**AIM:** Output an exact reproduction of the data.

══ INFORMATION PROVIDED ══

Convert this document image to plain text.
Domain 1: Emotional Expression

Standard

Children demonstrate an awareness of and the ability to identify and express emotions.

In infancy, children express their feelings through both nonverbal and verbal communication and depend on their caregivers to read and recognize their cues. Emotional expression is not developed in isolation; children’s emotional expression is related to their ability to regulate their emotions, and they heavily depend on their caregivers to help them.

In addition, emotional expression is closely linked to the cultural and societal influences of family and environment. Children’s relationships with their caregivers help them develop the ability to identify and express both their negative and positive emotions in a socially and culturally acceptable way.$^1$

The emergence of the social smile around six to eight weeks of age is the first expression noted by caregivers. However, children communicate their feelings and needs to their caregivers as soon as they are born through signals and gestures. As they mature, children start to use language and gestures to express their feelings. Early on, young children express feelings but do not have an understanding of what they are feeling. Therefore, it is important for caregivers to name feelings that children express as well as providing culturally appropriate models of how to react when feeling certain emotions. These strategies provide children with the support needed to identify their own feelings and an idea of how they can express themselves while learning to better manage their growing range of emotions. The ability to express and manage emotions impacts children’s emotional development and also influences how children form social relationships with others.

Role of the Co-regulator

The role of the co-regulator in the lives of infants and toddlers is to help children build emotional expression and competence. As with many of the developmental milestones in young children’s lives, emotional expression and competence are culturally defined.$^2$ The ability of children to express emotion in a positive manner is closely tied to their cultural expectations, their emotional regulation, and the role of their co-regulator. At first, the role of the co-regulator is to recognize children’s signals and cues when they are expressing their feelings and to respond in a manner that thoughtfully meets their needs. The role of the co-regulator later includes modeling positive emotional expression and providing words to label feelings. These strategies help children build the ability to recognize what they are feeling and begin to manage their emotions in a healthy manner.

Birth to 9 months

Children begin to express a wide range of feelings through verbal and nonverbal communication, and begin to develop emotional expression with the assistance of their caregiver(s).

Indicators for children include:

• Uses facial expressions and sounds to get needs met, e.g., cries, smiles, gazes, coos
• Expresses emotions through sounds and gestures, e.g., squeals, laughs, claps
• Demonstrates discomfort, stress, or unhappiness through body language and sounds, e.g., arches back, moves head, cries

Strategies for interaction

═══

**ANSWER IN FULL:**
Convert this document image to plain text.
Domain 1: Emotional Expression

Standard

Children demonstrate an awareness of and the ability to identify and express emotions.

In infancy, children express their feelings through both nonverbal and verbal communication and depend on their caregivers to read and recognize their cues. Emotional expression is not developed in isolation; children’s emotional expression is related to their ability to regulate their emotions, and they heavily depend on their caregivers to help them.

In addition, emotional expression is closely linked to the cultural and societal influences of family and environment. Children’s relationships with their caregivers help them develop the ability to identify and express both their negative and positive emotions in a socially and culturally acceptable way.$^1$

The emergence of the social smile around six to eight weeks of age is the first expression noted by caregivers. However, children communicate their feelings and needs to their caregivers as soon as they are born through signals and gestures. As they mature, children start to use language and gestures to express their feelings. Early on, young children express feelings but do not have an understanding of what they are feeling. Therefore, it is important for caregivers to name feelings that children express as well as providing culturally appropriate models of how to react when feeling certain emotions. These strategies provide children with the support needed to identify their own feelings and an idea of how they can express themselves while learning to better manage their growing range of emotions. The ability to express and manage emotions impacts children’s emotional development and also influences how children form social relationships with others.

Role of the Co-regulator

The role of the co-regulator in the lives of infants and toddlers is to help children build emotional expression and competence. As with many of the developmental milestones in young children’s lives, emotional expression and competence are culturally defined.$^2$ The ability of children to express emotion in a positive manner is closely tied to their cultural expectations, their emotional regulation, and the role of their co-regulator. At first, the role of the co-regulator is to recognize children’s signals and cues when they are expressing their feelings and to respond in a manner that thoughtfully meets their needs. The role of the co-regulator later includes modeling positive emotional expression and providing words to label feelings. These strategies help children build the ability to recognize what they are feeling and begin to manage their emotions in a healthy manner.

Birth to 9 months

Children begin to express a wide range of feelings through verbal and nonverbal communication, and begin to develop emotional expression with the assistance of their caregiver(s).

Indicators for children include:

• Uses facial expressions and sounds to get needs met, e.g., cries, smiles, gazes, coos
• Expresses emotions through sounds and gestures, e.g., squeals, laughs, claps
• Demonstrates discomfort, stress, or unhappiness through body language and sounds, e.g., arches back, moves head, cries

Strategies for interaction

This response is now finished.